#### [Your objective]
As the answer, give every line of the records that includes the word "name".

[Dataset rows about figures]
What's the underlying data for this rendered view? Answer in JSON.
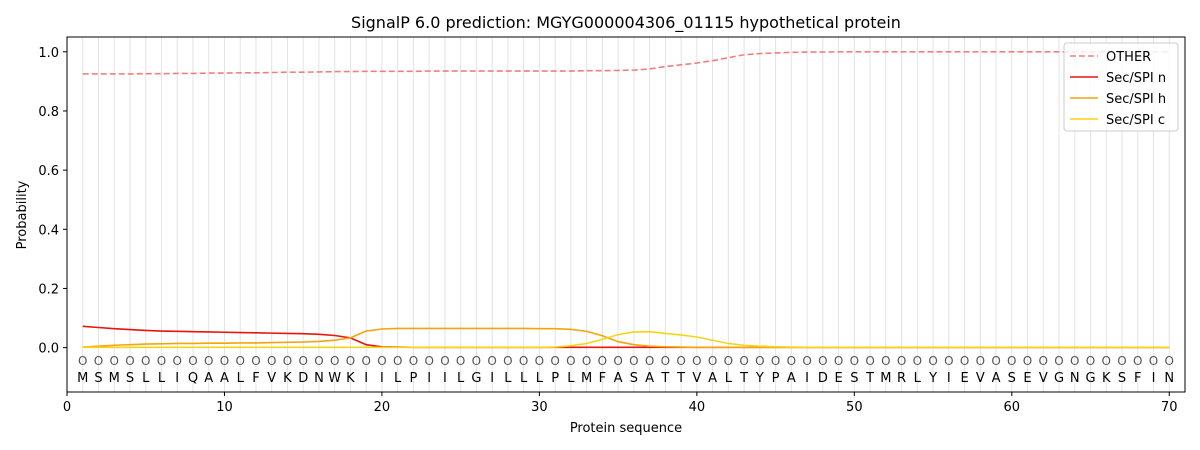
{
  "chart_data": {
    "type": "line",
    "title": "SignalP 6.0 prediction: MGYG000004306_01115 hypothetical protein",
    "xlabel": "Protein sequence",
    "ylabel": "Probability",
    "xlim": [
      0,
      71
    ],
    "ylim": [
      -0.15,
      1.05
    ],
    "x_ticks": [
      0,
      10,
      20,
      30,
      40,
      50,
      60,
      70
    ],
    "y_ticks": [
      0.0,
      0.2,
      0.4,
      0.6,
      0.8,
      1.0
    ],
    "y_tick_labels": [
      "0.0",
      "0.2",
      "0.4",
      "0.6",
      "0.8",
      "1.0"
    ],
    "legend_position": "top-right",
    "sequence": [
      "M",
      "S",
      "M",
      "S",
      "L",
      "L",
      "I",
      "Q",
      "A",
      "A",
      "L",
      "F",
      "V",
      "K",
      "D",
      "N",
      "W",
      "K",
      "I",
      "I",
      "L",
      "P",
      "I",
      "I",
      "L",
      "G",
      "I",
      "L",
      "L",
      "L",
      "P",
      "L",
      "M",
      "F",
      "A",
      "S",
      "A",
      "T",
      "T",
      "V",
      "A",
      "L",
      "T",
      "Y",
      "P",
      "A",
      "I",
      "D",
      "E",
      "S",
      "T",
      "M",
      "R",
      "L",
      "Y",
      "I",
      "E",
      "V",
      "A",
      "S",
      "E",
      "V",
      "G",
      "N",
      "G",
      "K",
      "S",
      "F",
      "I",
      "N"
    ],
    "region_label": "O",
    "series": [
      {
        "name": "OTHER",
        "color": "#f08080",
        "dashed": true,
        "values": [
          0.925,
          0.925,
          0.925,
          0.925,
          0.926,
          0.926,
          0.927,
          0.927,
          0.928,
          0.928,
          0.929,
          0.929,
          0.93,
          0.931,
          0.931,
          0.932,
          0.933,
          0.933,
          0.934,
          0.934,
          0.934,
          0.934,
          0.935,
          0.935,
          0.935,
          0.935,
          0.935,
          0.935,
          0.935,
          0.935,
          0.935,
          0.935,
          0.936,
          0.936,
          0.937,
          0.938,
          0.942,
          0.95,
          0.956,
          0.962,
          0.97,
          0.98,
          0.99,
          0.994,
          0.996,
          0.998,
          0.999,
          0.999,
          1.0,
          1.0,
          1.0,
          1.0,
          1.0,
          1.0,
          1.0,
          1.0,
          1.0,
          1.0,
          1.0,
          1.0,
          1.0,
          1.0,
          1.0,
          1.0,
          1.0,
          1.0,
          1.0,
          1.0,
          1.0,
          1.0
        ]
      },
      {
        "name": "Sec/SPI n",
        "color": "#e8160c",
        "dashed": false,
        "values": [
          0.072,
          0.068,
          0.064,
          0.061,
          0.058,
          0.056,
          0.055,
          0.054,
          0.053,
          0.052,
          0.051,
          0.05,
          0.049,
          0.048,
          0.047,
          0.045,
          0.041,
          0.033,
          0.01,
          0.003,
          0.002,
          0.001,
          0.001,
          0.001,
          0.001,
          0.001,
          0.001,
          0.001,
          0.001,
          0.001,
          0.001,
          0.001,
          0.001,
          0.001,
          0.001,
          0.001,
          0.001,
          0.001,
          0.001,
          0.001,
          0.001,
          0.001,
          0.001,
          0.001,
          0.001,
          0.001,
          0.001,
          0.001,
          0.001,
          0.001,
          0.001,
          0.001,
          0.001,
          0.001,
          0.001,
          0.001,
          0.001,
          0.001,
          0.001,
          0.001,
          0.001,
          0.001,
          0.001,
          0.001,
          0.001,
          0.001,
          0.001,
          0.001,
          0.001,
          0.001
        ]
      },
      {
        "name": "Sec/SPI h",
        "color": "#f5a40c",
        "dashed": false,
        "values": [
          0.002,
          0.005,
          0.008,
          0.01,
          0.012,
          0.013,
          0.014,
          0.014,
          0.015,
          0.015,
          0.016,
          0.016,
          0.017,
          0.018,
          0.019,
          0.021,
          0.025,
          0.033,
          0.056,
          0.063,
          0.065,
          0.065,
          0.065,
          0.065,
          0.065,
          0.065,
          0.065,
          0.065,
          0.065,
          0.064,
          0.064,
          0.062,
          0.055,
          0.04,
          0.02,
          0.01,
          0.005,
          0.003,
          0.002,
          0.001,
          0.001,
          0.001,
          0.001,
          0.001,
          0.001,
          0.001,
          0.001,
          0.001,
          0.001,
          0.001,
          0.001,
          0.001,
          0.001,
          0.001,
          0.001,
          0.001,
          0.001,
          0.001,
          0.001,
          0.001,
          0.001,
          0.001,
          0.001,
          0.001,
          0.001,
          0.001,
          0.001,
          0.001,
          0.001,
          0.001
        ]
      },
      {
        "name": "Sec/SPI c",
        "color": "#f7d417",
        "dashed": false,
        "values": [
          0.001,
          0.001,
          0.001,
          0.001,
          0.001,
          0.001,
          0.001,
          0.001,
          0.001,
          0.001,
          0.001,
          0.001,
          0.001,
          0.001,
          0.001,
          0.001,
          0.001,
          0.001,
          0.001,
          0.001,
          0.001,
          0.001,
          0.001,
          0.001,
          0.001,
          0.001,
          0.001,
          0.001,
          0.001,
          0.001,
          0.002,
          0.006,
          0.014,
          0.028,
          0.044,
          0.053,
          0.054,
          0.048,
          0.043,
          0.036,
          0.025,
          0.014,
          0.008,
          0.005,
          0.003,
          0.002,
          0.001,
          0.001,
          0.001,
          0.001,
          0.001,
          0.001,
          0.001,
          0.001,
          0.001,
          0.001,
          0.001,
          0.001,
          0.001,
          0.001,
          0.001,
          0.001,
          0.001,
          0.001,
          0.001,
          0.001,
          0.001,
          0.001,
          0.001,
          0.001
        ]
      }
    ]
  }
}
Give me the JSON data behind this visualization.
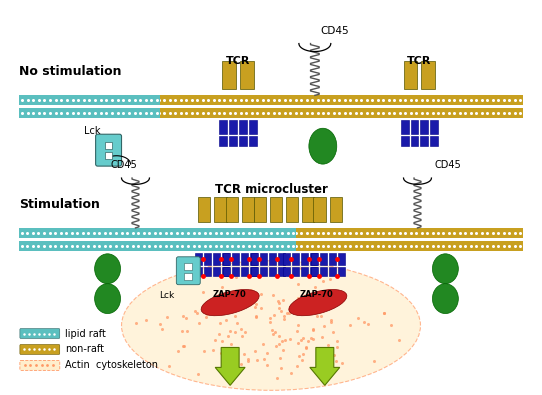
{
  "title_top": "No stimulation",
  "title_bottom": "Stimulation",
  "label_tcr_1": "TCR",
  "label_tcr_2": "TCR",
  "label_cd45_top": "CD45",
  "label_cd45_bottom_left": "CD45",
  "label_cd45_bottom_right": "CD45",
  "label_microcluster": "TCR microcluster",
  "label_lck_top": "Lck",
  "label_lck_bottom": "Lck",
  "label_zap1": "ZAP-70",
  "label_zap2": "ZAP-70",
  "legend_lipid": "lipid raft",
  "legend_nonraft": "non-raft",
  "legend_actin": "Actin  cytoskeleton",
  "color_lipid_raft": "#5bbfbf",
  "color_non_raft": "#c8a020",
  "color_actin": "#ff9966",
  "color_tcr_yellow": "#c8a020",
  "color_tcr_blue": "#1a1aaa",
  "color_zap": "#cc2222",
  "color_lck": "#66cccc",
  "color_cd45_enzyme": "#228822",
  "color_arrow": "#99cc22",
  "bg_color": "#ffffff"
}
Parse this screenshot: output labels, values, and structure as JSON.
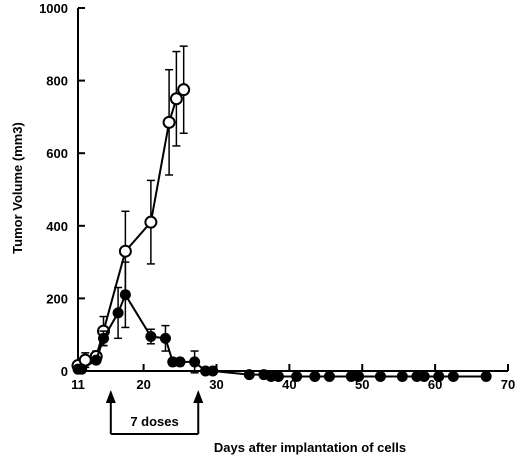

#### [Reply to the task]
        "name": "OTHER",
        "name": "Sec/SPI n",
        "name": "Sec/SPI h",
        "name": "Sec/SPI c",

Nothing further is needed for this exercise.